# start of TASK INPUTS

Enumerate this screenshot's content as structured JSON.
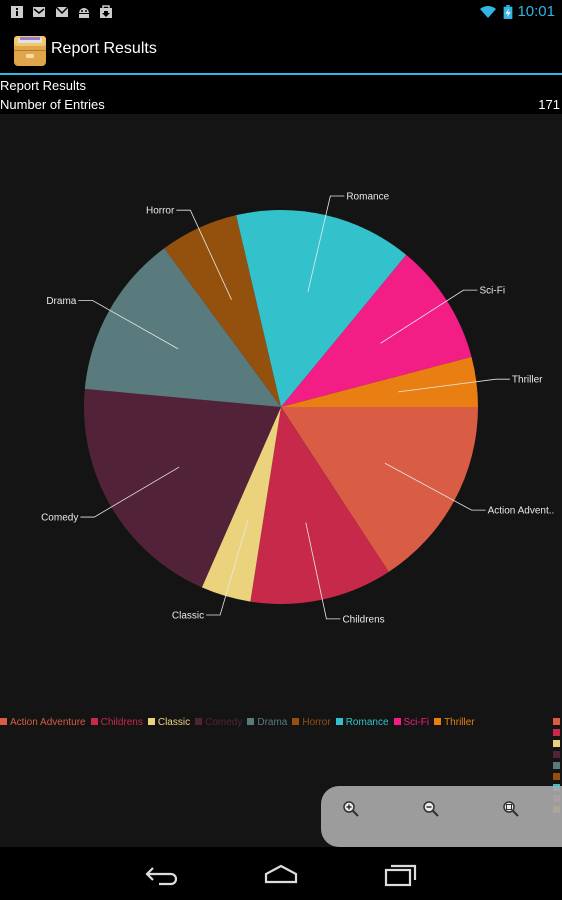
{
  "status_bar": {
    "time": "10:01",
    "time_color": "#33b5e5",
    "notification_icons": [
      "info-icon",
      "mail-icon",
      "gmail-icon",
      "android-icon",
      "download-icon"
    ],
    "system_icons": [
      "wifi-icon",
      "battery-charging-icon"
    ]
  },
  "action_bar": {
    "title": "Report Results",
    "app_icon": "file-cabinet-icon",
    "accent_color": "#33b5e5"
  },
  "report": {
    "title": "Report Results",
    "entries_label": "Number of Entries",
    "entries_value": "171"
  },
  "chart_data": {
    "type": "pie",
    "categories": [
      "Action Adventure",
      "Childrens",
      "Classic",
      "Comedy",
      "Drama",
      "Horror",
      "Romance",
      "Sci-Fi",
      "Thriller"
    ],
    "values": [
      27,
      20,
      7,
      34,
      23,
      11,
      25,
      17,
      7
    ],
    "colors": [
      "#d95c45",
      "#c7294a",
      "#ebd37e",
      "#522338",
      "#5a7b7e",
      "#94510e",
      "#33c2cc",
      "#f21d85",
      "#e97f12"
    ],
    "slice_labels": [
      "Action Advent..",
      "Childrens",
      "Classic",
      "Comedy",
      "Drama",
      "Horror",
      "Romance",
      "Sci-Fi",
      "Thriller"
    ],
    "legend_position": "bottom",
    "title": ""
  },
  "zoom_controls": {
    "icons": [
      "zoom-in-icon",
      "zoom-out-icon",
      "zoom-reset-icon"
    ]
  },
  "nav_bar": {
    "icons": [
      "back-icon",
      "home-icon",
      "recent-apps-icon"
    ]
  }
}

# end of TASK INPUTS

# EXERCISE DIRECTIONS
Copy the listing exactly. Any image in it stays out of the copy.

# EXERCISE RESULT
Enumerate this screenshot's content as structured JSON.
{
  "status_bar": {
    "time": "10:01",
    "time_color": "#33b5e5",
    "notification_icons": [
      "info-icon",
      "mail-icon",
      "gmail-icon",
      "android-icon",
      "download-icon"
    ],
    "system_icons": [
      "wifi-icon",
      "battery-charging-icon"
    ]
  },
  "action_bar": {
    "title": "Report Results",
    "app_icon": "file-cabinet-icon",
    "accent_color": "#33b5e5"
  },
  "report": {
    "title": "Report Results",
    "entries_label": "Number of Entries",
    "entries_value": "171"
  },
  "chart_data": {
    "type": "pie",
    "categories": [
      "Action Adventure",
      "Childrens",
      "Classic",
      "Comedy",
      "Drama",
      "Horror",
      "Romance",
      "Sci-Fi",
      "Thriller"
    ],
    "values": [
      27,
      20,
      7,
      34,
      23,
      11,
      25,
      17,
      7
    ],
    "colors": [
      "#d95c45",
      "#c7294a",
      "#ebd37e",
      "#522338",
      "#5a7b7e",
      "#94510e",
      "#33c2cc",
      "#f21d85",
      "#e97f12"
    ],
    "slice_labels": [
      "Action Advent..",
      "Childrens",
      "Classic",
      "Comedy",
      "Drama",
      "Horror",
      "Romance",
      "Sci-Fi",
      "Thriller"
    ],
    "legend_position": "bottom",
    "title": ""
  },
  "zoom_controls": {
    "icons": [
      "zoom-in-icon",
      "zoom-out-icon",
      "zoom-reset-icon"
    ]
  },
  "nav_bar": {
    "icons": [
      "back-icon",
      "home-icon",
      "recent-apps-icon"
    ]
  }
}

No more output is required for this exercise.